--- begin ---
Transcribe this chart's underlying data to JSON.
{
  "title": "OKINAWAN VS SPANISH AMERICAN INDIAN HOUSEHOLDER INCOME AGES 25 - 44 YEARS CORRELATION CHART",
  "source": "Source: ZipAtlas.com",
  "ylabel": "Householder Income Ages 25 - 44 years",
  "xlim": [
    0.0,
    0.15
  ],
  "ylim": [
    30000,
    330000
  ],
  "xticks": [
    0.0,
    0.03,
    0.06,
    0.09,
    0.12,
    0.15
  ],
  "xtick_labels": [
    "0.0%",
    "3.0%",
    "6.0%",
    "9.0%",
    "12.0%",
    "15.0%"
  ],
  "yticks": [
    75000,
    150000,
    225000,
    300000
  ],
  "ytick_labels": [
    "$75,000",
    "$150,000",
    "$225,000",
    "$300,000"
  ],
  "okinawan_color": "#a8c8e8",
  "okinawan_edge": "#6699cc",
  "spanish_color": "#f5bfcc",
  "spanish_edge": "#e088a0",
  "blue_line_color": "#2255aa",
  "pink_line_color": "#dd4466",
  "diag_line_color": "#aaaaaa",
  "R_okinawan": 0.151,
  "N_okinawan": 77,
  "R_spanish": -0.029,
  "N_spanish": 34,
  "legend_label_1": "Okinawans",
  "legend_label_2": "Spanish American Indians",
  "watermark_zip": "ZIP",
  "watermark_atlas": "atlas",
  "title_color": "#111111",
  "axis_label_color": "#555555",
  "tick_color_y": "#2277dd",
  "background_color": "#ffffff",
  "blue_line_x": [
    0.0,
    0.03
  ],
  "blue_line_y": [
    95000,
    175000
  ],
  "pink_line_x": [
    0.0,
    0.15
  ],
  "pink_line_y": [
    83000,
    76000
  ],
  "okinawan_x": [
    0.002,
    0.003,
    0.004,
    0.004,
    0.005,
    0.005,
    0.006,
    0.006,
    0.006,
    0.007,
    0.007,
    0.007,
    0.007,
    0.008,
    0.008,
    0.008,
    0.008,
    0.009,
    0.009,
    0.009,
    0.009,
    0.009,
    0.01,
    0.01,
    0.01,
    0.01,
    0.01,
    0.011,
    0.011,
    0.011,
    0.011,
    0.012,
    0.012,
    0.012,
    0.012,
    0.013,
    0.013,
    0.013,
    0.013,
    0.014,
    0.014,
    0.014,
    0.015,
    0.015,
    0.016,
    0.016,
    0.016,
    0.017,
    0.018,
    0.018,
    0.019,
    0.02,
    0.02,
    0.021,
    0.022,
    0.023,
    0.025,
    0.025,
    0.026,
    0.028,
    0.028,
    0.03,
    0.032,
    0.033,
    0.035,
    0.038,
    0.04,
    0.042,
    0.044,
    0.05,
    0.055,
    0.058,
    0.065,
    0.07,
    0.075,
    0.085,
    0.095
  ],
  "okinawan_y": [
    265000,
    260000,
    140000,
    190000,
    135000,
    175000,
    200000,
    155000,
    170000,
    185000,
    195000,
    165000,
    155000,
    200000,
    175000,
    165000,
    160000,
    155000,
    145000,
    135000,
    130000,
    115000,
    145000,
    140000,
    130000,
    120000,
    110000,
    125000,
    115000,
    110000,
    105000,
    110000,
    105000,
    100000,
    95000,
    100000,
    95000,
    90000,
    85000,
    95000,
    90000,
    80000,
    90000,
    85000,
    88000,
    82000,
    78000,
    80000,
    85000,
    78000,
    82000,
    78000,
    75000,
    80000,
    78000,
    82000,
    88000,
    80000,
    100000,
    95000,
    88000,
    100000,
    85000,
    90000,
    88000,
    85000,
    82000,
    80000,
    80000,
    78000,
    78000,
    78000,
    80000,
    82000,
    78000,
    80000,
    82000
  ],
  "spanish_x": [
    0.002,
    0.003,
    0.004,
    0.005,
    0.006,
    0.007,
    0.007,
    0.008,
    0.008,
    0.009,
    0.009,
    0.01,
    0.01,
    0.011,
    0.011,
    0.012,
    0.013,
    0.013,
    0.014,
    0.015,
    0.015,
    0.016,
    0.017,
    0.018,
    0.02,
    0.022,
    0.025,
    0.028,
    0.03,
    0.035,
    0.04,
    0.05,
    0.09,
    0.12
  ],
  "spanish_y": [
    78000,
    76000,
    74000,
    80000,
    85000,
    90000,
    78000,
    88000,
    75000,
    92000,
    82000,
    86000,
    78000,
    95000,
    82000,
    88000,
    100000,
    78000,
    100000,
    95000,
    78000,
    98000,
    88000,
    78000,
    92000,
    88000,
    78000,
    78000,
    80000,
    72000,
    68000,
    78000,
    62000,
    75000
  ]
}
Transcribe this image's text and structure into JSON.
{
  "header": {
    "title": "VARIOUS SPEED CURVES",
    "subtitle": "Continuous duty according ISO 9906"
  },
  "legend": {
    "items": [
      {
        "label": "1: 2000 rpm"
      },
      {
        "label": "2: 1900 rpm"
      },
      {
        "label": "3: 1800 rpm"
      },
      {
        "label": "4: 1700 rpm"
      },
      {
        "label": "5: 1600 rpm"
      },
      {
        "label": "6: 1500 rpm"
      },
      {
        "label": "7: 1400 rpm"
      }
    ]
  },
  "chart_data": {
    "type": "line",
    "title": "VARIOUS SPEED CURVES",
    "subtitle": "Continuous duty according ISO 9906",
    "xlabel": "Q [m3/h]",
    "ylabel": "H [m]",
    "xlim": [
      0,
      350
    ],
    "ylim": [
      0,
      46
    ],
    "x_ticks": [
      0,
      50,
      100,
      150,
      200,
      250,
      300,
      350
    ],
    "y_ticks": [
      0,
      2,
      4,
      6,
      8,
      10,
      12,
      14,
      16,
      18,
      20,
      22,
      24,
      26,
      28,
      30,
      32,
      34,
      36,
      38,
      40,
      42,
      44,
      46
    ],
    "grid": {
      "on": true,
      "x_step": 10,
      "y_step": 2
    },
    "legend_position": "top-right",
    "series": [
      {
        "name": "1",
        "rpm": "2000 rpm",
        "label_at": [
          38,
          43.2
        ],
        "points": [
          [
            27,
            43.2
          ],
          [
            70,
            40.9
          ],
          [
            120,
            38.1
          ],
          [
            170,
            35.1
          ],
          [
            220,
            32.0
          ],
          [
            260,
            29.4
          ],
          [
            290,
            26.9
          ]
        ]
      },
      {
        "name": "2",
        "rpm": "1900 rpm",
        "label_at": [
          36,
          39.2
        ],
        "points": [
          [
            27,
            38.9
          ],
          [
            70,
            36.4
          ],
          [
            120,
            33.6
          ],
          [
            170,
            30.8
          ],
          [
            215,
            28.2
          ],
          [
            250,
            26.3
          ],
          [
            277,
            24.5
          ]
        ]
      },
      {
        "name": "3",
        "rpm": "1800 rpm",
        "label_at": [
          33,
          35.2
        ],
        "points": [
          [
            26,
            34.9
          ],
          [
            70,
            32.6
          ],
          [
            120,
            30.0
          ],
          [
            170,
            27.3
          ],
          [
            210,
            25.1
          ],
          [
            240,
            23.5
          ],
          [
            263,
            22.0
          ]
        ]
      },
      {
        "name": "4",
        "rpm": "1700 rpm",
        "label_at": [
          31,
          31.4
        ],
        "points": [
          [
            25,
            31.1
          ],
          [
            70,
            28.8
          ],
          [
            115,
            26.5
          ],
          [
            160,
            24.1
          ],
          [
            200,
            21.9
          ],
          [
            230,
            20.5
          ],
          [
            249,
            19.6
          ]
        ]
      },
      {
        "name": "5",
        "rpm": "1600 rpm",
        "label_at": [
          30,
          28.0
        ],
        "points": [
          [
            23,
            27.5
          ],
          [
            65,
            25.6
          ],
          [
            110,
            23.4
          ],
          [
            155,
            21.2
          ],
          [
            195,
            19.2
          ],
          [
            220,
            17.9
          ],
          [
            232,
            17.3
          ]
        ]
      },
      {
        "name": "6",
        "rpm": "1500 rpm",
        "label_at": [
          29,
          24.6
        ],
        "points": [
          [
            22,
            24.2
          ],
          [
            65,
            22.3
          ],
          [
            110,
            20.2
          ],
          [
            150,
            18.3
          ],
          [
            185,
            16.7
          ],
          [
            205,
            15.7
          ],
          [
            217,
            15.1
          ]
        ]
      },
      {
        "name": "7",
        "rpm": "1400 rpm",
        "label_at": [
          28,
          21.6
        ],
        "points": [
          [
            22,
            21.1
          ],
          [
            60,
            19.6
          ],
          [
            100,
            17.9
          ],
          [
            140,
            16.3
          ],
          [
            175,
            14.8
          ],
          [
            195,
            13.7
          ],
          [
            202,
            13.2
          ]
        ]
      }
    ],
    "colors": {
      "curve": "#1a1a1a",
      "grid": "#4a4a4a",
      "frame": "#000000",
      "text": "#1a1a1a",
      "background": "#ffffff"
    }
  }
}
--- end ---
◆ **Stated goal**: Locate the lines above that contain "Transcribe" and copy them.

◆ **Result**:
Transcribe this chart's underlying data to JSON.
Transcribe this image's text and structure into JSON.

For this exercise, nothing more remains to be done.